Omit all pictures. Quote the lines from the one with "What's the underlying" through the end of the listing below, exactly as they appear.

══ RECORDS FOR PROCESSING

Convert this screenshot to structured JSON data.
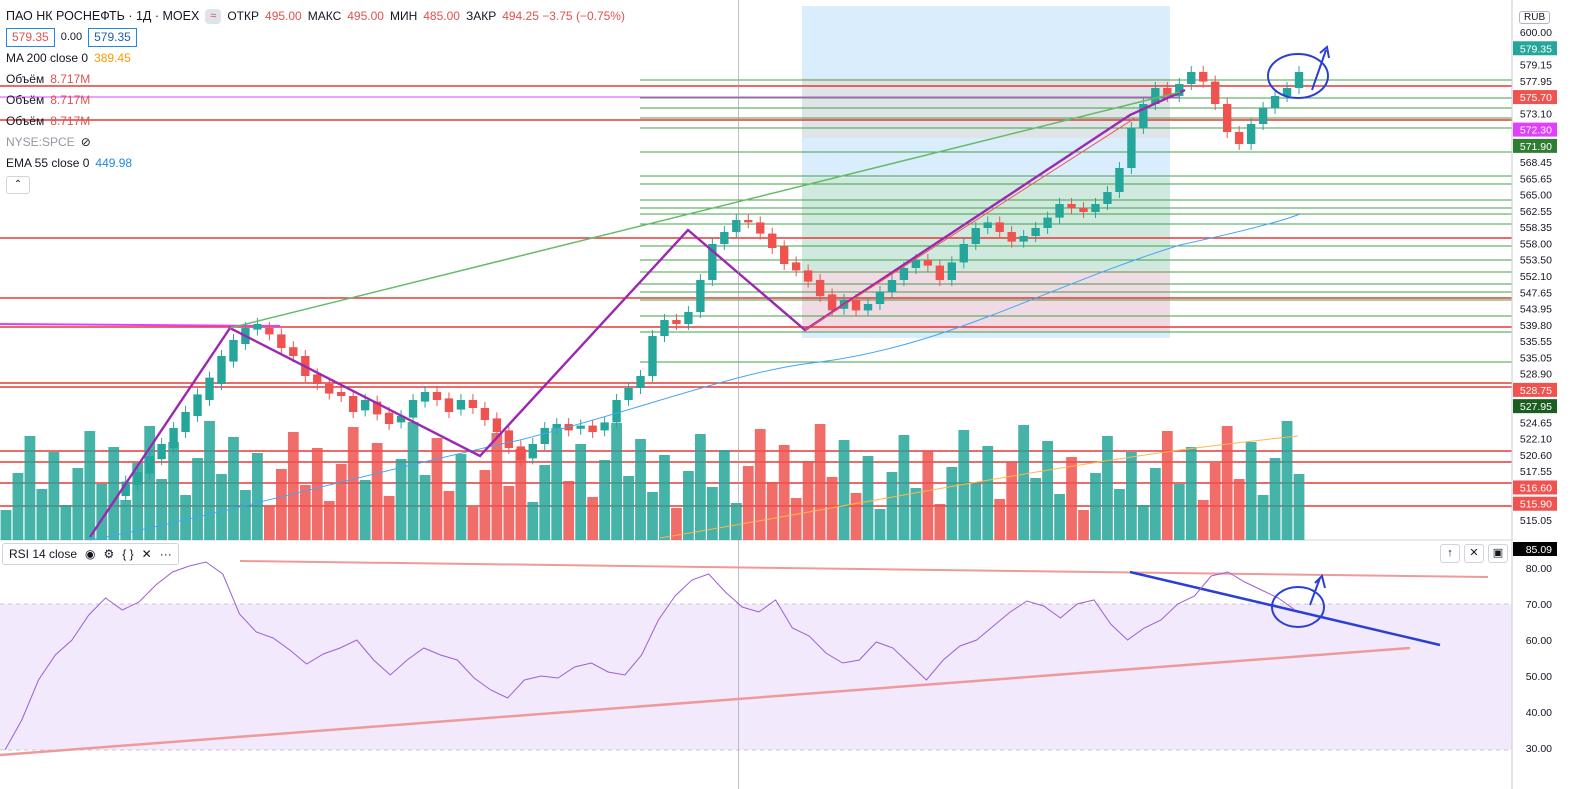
{
  "header": {
    "symbol_title": "ПАО НК РОСНЕФТЬ · 1Д · MOEX",
    "badge": "≈",
    "ohlc": [
      {
        "k": "ОТКР",
        "v": "495.00"
      },
      {
        "k": "МАКС",
        "v": "495.00"
      },
      {
        "k": "МИН",
        "v": "485.00"
      },
      {
        "k": "ЗАКР",
        "v": "494.25 −3.75 (−0.75%)"
      }
    ],
    "bid": "579.35",
    "spread": "0.00",
    "ask": "579.35"
  },
  "indicators": {
    "ma200": {
      "label": "MA 200 close 0",
      "value": "389.45"
    },
    "volume_label": "Объём",
    "volume_value": "8.717M",
    "spce": "NYSE:SPCE",
    "ema55": {
      "label": "EMA 55 close 0",
      "value": "449.98"
    }
  },
  "rsi_pane": {
    "label": "RSI 14 close",
    "current": "85.09"
  },
  "currency": "RUB",
  "chart_data": {
    "type": "candlestick",
    "price_axis_ticks": [
      "600.00",
      "579.35",
      "579.15",
      "577.95",
      "575.70",
      "573.10",
      "572.30",
      "571.90",
      "568.45",
      "565.65",
      "565.00",
      "562.55",
      "558.35",
      "558.00",
      "553.50",
      "552.10",
      "547.65",
      "543.95",
      "539.80",
      "535.55",
      "535.05",
      "528.90",
      "528.75",
      "527.95",
      "524.65",
      "522.10",
      "520.60",
      "517.55",
      "516.60",
      "515.90",
      "515.05"
    ],
    "rsi_axis_ticks": [
      "80.00",
      "70.00",
      "60.00",
      "50.00",
      "40.00",
      "30.00"
    ],
    "candles": [
      [
        0,
        0
      ],
      [
        0,
        0
      ],
      [
        0,
        0
      ],
      [
        0,
        0
      ],
      [
        0,
        0
      ],
      [
        0,
        0
      ],
      [
        0,
        0
      ],
      [
        0,
        0
      ],
      [
        0,
        0
      ],
      [
        0,
        0
      ],
      [
        0.03,
        0.048
      ],
      [
        0.044,
        0.06
      ],
      [
        0.058,
        0.08
      ],
      [
        0.076,
        0.095
      ],
      [
        0.09,
        0.115
      ],
      [
        0.11,
        0.135
      ],
      [
        0.13,
        0.157
      ],
      [
        0.15,
        0.178
      ],
      [
        0.17,
        0.205
      ],
      [
        0.198,
        0.225
      ],
      [
        0.22,
        0.24
      ],
      [
        0.238,
        0.245
      ],
      [
        0.24,
        0.232
      ],
      [
        0.232,
        0.215
      ],
      [
        0.216,
        0.205
      ],
      [
        0.205,
        0.18
      ],
      [
        0.182,
        0.17
      ],
      [
        0.17,
        0.158
      ],
      [
        0.16,
        0.155
      ],
      [
        0.155,
        0.135
      ],
      [
        0.137,
        0.15
      ],
      [
        0.148,
        0.132
      ],
      [
        0.134,
        0.12
      ],
      [
        0.122,
        0.13
      ],
      [
        0.128,
        0.15
      ],
      [
        0.148,
        0.16
      ],
      [
        0.16,
        0.15
      ],
      [
        0.152,
        0.135
      ],
      [
        0.138,
        0.15
      ],
      [
        0.15,
        0.14
      ],
      [
        0.14,
        0.125
      ],
      [
        0.127,
        0.11
      ],
      [
        0.112,
        0.09
      ],
      [
        0.092,
        0.075
      ],
      [
        0.077,
        0.095
      ],
      [
        0.095,
        0.115
      ],
      [
        0.115,
        0.12
      ],
      [
        0.12,
        0.112
      ],
      [
        0.114,
        0.118
      ],
      [
        0.118,
        0.11
      ],
      [
        0.112,
        0.122
      ],
      [
        0.122,
        0.15
      ],
      [
        0.15,
        0.165
      ],
      [
        0.165,
        0.18
      ],
      [
        0.18,
        0.23
      ],
      [
        0.23,
        0.25
      ],
      [
        0.25,
        0.245
      ],
      [
        0.245,
        0.26
      ],
      [
        0.26,
        0.3
      ],
      [
        0.3,
        0.345
      ],
      [
        0.345,
        0.36
      ],
      [
        0.36,
        0.375
      ],
      [
        0.375,
        0.372
      ],
      [
        0.372,
        0.358
      ],
      [
        0.358,
        0.34
      ],
      [
        0.342,
        0.32
      ],
      [
        0.322,
        0.312
      ],
      [
        0.312,
        0.298
      ],
      [
        0.3,
        0.28
      ],
      [
        0.282,
        0.262
      ],
      [
        0.264,
        0.275
      ],
      [
        0.275,
        0.262
      ],
      [
        0.262,
        0.27
      ],
      [
        0.27,
        0.285
      ],
      [
        0.285,
        0.3
      ],
      [
        0.3,
        0.315
      ],
      [
        0.315,
        0.325
      ],
      [
        0.325,
        0.318
      ],
      [
        0.318,
        0.3
      ],
      [
        0.3,
        0.322
      ],
      [
        0.322,
        0.345
      ],
      [
        0.345,
        0.365
      ],
      [
        0.365,
        0.372
      ],
      [
        0.372,
        0.36
      ],
      [
        0.36,
        0.348
      ],
      [
        0.348,
        0.355
      ],
      [
        0.355,
        0.365
      ],
      [
        0.365,
        0.378
      ],
      [
        0.378,
        0.395
      ],
      [
        0.395,
        0.39
      ],
      [
        0.39,
        0.385
      ],
      [
        0.385,
        0.395
      ],
      [
        0.395,
        0.41
      ],
      [
        0.41,
        0.44
      ],
      [
        0.44,
        0.49
      ],
      [
        0.49,
        0.52
      ],
      [
        0.52,
        0.54
      ],
      [
        0.54,
        0.53
      ],
      [
        0.53,
        0.545
      ],
      [
        0.545,
        0.56
      ],
      [
        0.56,
        0.548
      ],
      [
        0.548,
        0.52
      ],
      [
        0.52,
        0.485
      ],
      [
        0.485,
        0.47
      ],
      [
        0.47,
        0.495
      ],
      [
        0.495,
        0.515
      ],
      [
        0.515,
        0.53
      ],
      [
        0.53,
        0.54
      ],
      [
        0.54,
        0.56
      ]
    ]
  }
}
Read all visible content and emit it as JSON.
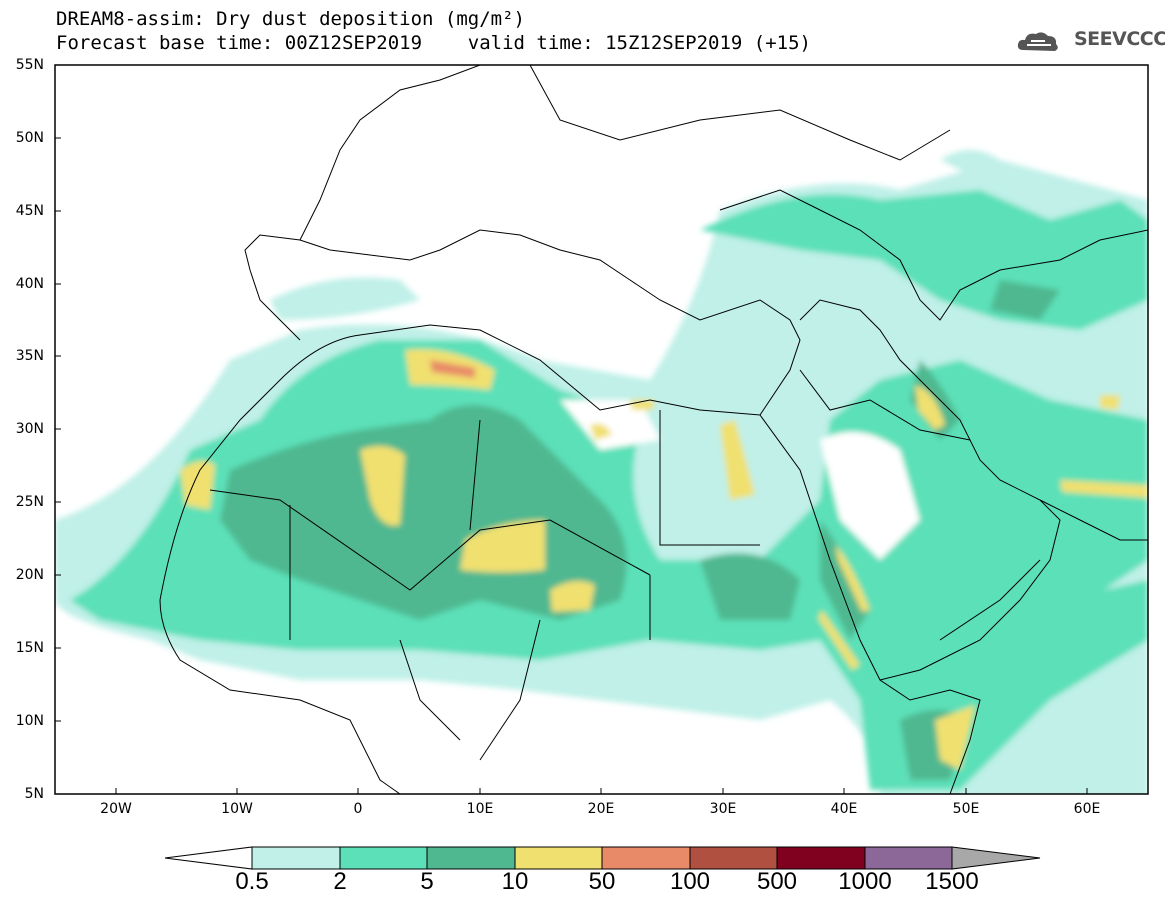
{
  "title": {
    "line1": "DREAM8-assim: Dry dust deposition (mg/m²)",
    "line2": "Forecast base time: 00Z12SEP2019    valid time: 15Z12SEP2019 (+15)"
  },
  "logo": {
    "text": "SEEVCCC",
    "icon": "cloud-logo-icon"
  },
  "map": {
    "projection": "lat-lon",
    "lon_range": [
      -25,
      65
    ],
    "lat_range": [
      5,
      55
    ],
    "lat_labels": [
      "55N",
      "50N",
      "45N",
      "40N",
      "35N",
      "30N",
      "25N",
      "20N",
      "15N",
      "10N",
      "5N"
    ],
    "lat_values": [
      55,
      50,
      45,
      40,
      35,
      30,
      25,
      20,
      15,
      10,
      5
    ],
    "lon_labels": [
      "20W",
      "10W",
      "0",
      "10E",
      "20E",
      "30E",
      "40E",
      "50E",
      "60E"
    ],
    "lon_values": [
      -20,
      -10,
      0,
      10,
      20,
      30,
      40,
      50,
      60
    ]
  },
  "colorbar": {
    "thresholds": [
      "0.5",
      "2",
      "5",
      "10",
      "50",
      "100",
      "500",
      "1000",
      "1500"
    ],
    "colors": [
      "#c0f0e8",
      "#5ce0b8",
      "#50b890",
      "#f0e070",
      "#e88a68",
      "#b05040",
      "#800020",
      "#8c6898"
    ],
    "under_color": "#ffffff",
    "over_color": "#a8a8a8"
  }
}
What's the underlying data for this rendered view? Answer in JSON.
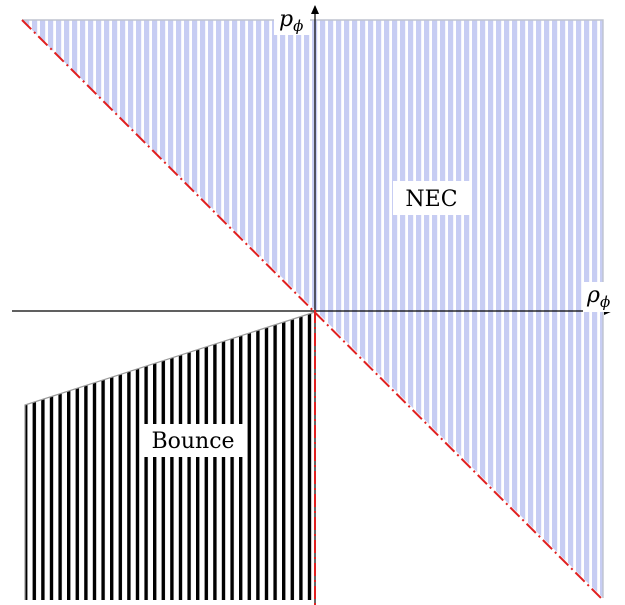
{
  "axes": {
    "x_label": "ρ",
    "x_label_sub": "ϕ",
    "y_label": "p",
    "y_label_sub": "ϕ"
  },
  "regions": {
    "nec_label": "NEC",
    "bounce_label": "Bounce"
  },
  "colors": {
    "nec_fill": "#c7cdf3",
    "nec_stripe": "#ffffff",
    "bounce_stripe": "#000000",
    "boundary_line": "#e02020",
    "axis": "#000000"
  }
}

════

- **SOLUTION TO THE EXERCISE**
What's the underlying data for this rendered view? Answer in JSON.
{
  "axes": {
    "x_label": "ρ",
    "x_label_sub": "ϕ",
    "y_label": "p",
    "y_label_sub": "ϕ"
  },
  "regions": {
    "nec_label": "NEC",
    "bounce_label": "Bounce"
  },
  "colors": {
    "nec_fill": "#c7cdf3",
    "nec_stripe": "#ffffff",
    "bounce_stripe": "#000000",
    "boundary_line": "#e02020",
    "axis": "#000000"
  }
}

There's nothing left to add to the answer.